● **What is expected**
Go through the data and copy every line exactly, but not the images.

● **Records to process**
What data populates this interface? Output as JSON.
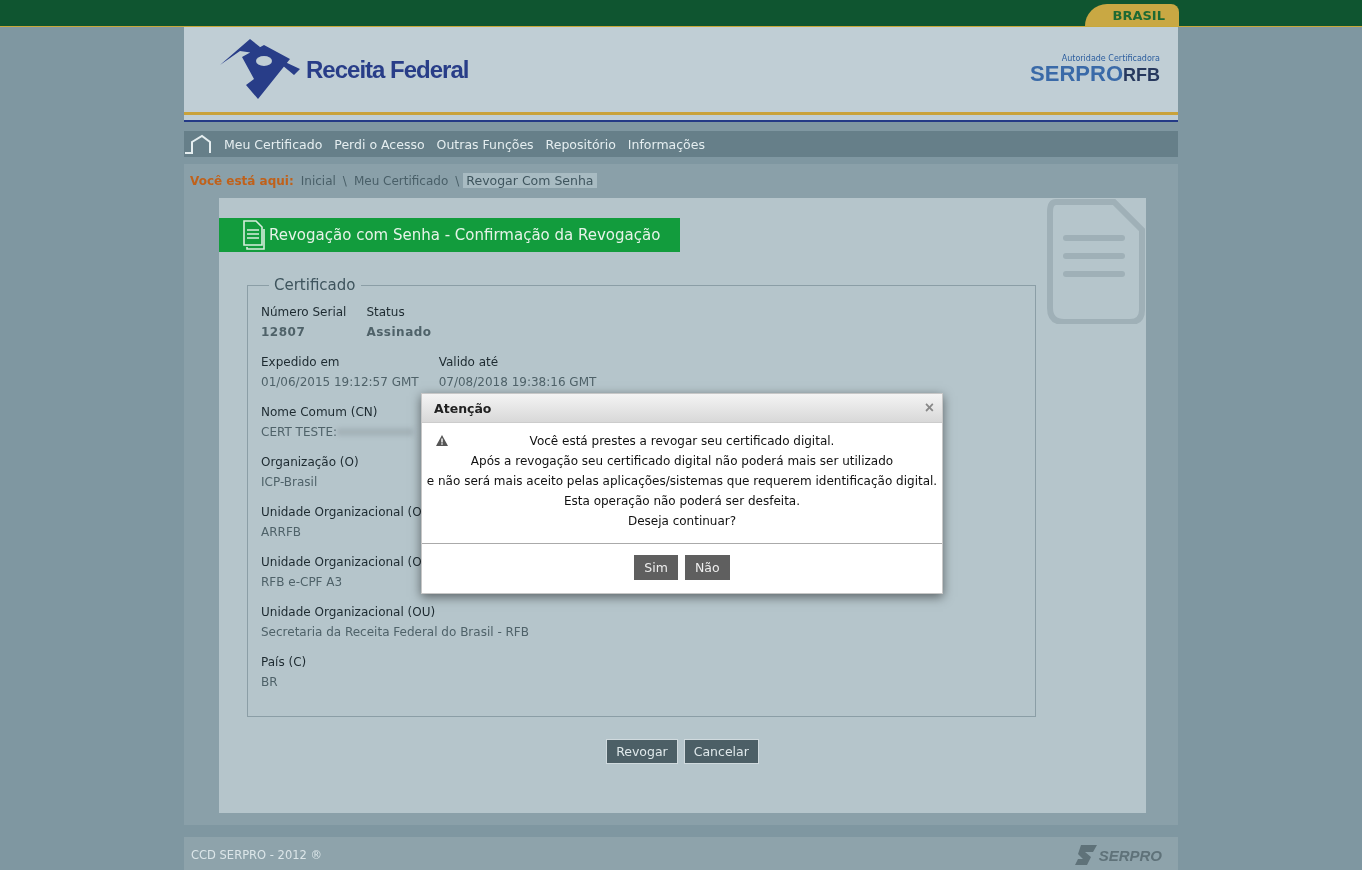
{
  "top_bar": {
    "badge": "BRASIL"
  },
  "header": {
    "logo_text": "Receita Federal",
    "authority_caption": "Autoridade Certificadora",
    "authority_name": "SERPRO",
    "authority_suffix": "RFB"
  },
  "nav": {
    "items": [
      "Meu Certificado",
      "Perdi o Acesso",
      "Outras Funções",
      "Repositório",
      "Informações"
    ]
  },
  "breadcrumb": {
    "label": "Você está aqui:",
    "items": [
      {
        "text": "Inicial",
        "current": false
      },
      {
        "text": "Meu Certificado",
        "current": false
      },
      {
        "text": "Revogar Com Senha",
        "current": true
      }
    ],
    "separator": "\\"
  },
  "page_title": "Revogação com Senha - Confirmação da Revogação",
  "certificate": {
    "legend": "Certificado",
    "rows": [
      [
        {
          "label": "Número Serial",
          "value": "12807",
          "bold": true
        },
        {
          "label": "Status",
          "value": "Assinado",
          "bold": true
        }
      ],
      [
        {
          "label": "Expedido em",
          "value": "01/06/2015 19:12:57 GMT",
          "bold": false
        },
        {
          "label": "Valido até",
          "value": "07/08/2018 19:38:16 GMT",
          "bold": false
        }
      ],
      [
        {
          "label": "Nome Comum (CN)",
          "value": "CERT TESTE:",
          "bold": false,
          "redacted": true
        }
      ],
      [
        {
          "label": "Organização (O)",
          "value": "ICP-Brasil",
          "bold": false
        }
      ],
      [
        {
          "label": "Unidade Organizacional (O",
          "value": "ARRFB",
          "bold": false
        }
      ],
      [
        {
          "label": "Unidade Organizacional (O",
          "value": "RFB e-CPF A3",
          "bold": false
        }
      ],
      [
        {
          "label": "Unidade Organizacional (OU)",
          "value": "Secretaria da Receita Federal do Brasil - RFB",
          "bold": false
        }
      ],
      [
        {
          "label": "País (C)",
          "value": "BR",
          "bold": false
        }
      ]
    ]
  },
  "actions": [
    "Revogar",
    "Cancelar"
  ],
  "footer": {
    "copyright": "CCD SERPRO - 2012 ®",
    "logo_text": "SERPRO"
  },
  "dialog": {
    "title": "Atenção",
    "close": "×",
    "lines": [
      "Você está prestes a revogar seu certificado digital.",
      "Após a revogação seu certificado digital não poderá mais ser utilizado",
      "e não será mais aceito pelas aplicações/sistemas que requerem identificação digital.",
      "Esta operação não poderá ser desfeita.",
      "Deseja continuar?"
    ],
    "buttons": [
      "Sim",
      "Não"
    ]
  }
}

● **Finished task**
What data populates this interface? Output as JSON.
{
  "top_bar": {
    "badge": "BRASIL"
  },
  "header": {
    "logo_text": "Receita Federal",
    "authority_caption": "Autoridade Certificadora",
    "authority_name": "SERPRO",
    "authority_suffix": "RFB"
  },
  "nav": {
    "items": [
      "Meu Certificado",
      "Perdi o Acesso",
      "Outras Funções",
      "Repositório",
      "Informações"
    ]
  },
  "breadcrumb": {
    "label": "Você está aqui:",
    "items": [
      {
        "text": "Inicial",
        "current": false
      },
      {
        "text": "Meu Certificado",
        "current": false
      },
      {
        "text": "Revogar Com Senha",
        "current": true
      }
    ],
    "separator": "\\"
  },
  "page_title": "Revogação com Senha - Confirmação da Revogação",
  "certificate": {
    "legend": "Certificado",
    "rows": [
      [
        {
          "label": "Número Serial",
          "value": "12807",
          "bold": true
        },
        {
          "label": "Status",
          "value": "Assinado",
          "bold": true
        }
      ],
      [
        {
          "label": "Expedido em",
          "value": "01/06/2015 19:12:57 GMT",
          "bold": false
        },
        {
          "label": "Valido até",
          "value": "07/08/2018 19:38:16 GMT",
          "bold": false
        }
      ],
      [
        {
          "label": "Nome Comum (CN)",
          "value": "CERT TESTE:",
          "bold": false,
          "redacted": true
        }
      ],
      [
        {
          "label": "Organização (O)",
          "value": "ICP-Brasil",
          "bold": false
        }
      ],
      [
        {
          "label": "Unidade Organizacional (O",
          "value": "ARRFB",
          "bold": false
        }
      ],
      [
        {
          "label": "Unidade Organizacional (O",
          "value": "RFB e-CPF A3",
          "bold": false
        }
      ],
      [
        {
          "label": "Unidade Organizacional (OU)",
          "value": "Secretaria da Receita Federal do Brasil - RFB",
          "bold": false
        }
      ],
      [
        {
          "label": "País (C)",
          "value": "BR",
          "bold": false
        }
      ]
    ]
  },
  "actions": [
    "Revogar",
    "Cancelar"
  ],
  "footer": {
    "copyright": "CCD SERPRO - 2012 ®",
    "logo_text": "SERPRO"
  },
  "dialog": {
    "title": "Atenção",
    "close": "×",
    "lines": [
      "Você está prestes a revogar seu certificado digital.",
      "Após a revogação seu certificado digital não poderá mais ser utilizado",
      "e não será mais aceito pelas aplicações/sistemas que requerem identificação digital.",
      "Esta operação não poderá ser desfeita.",
      "Deseja continuar?"
    ],
    "buttons": [
      "Sim",
      "Não"
    ]
  }
}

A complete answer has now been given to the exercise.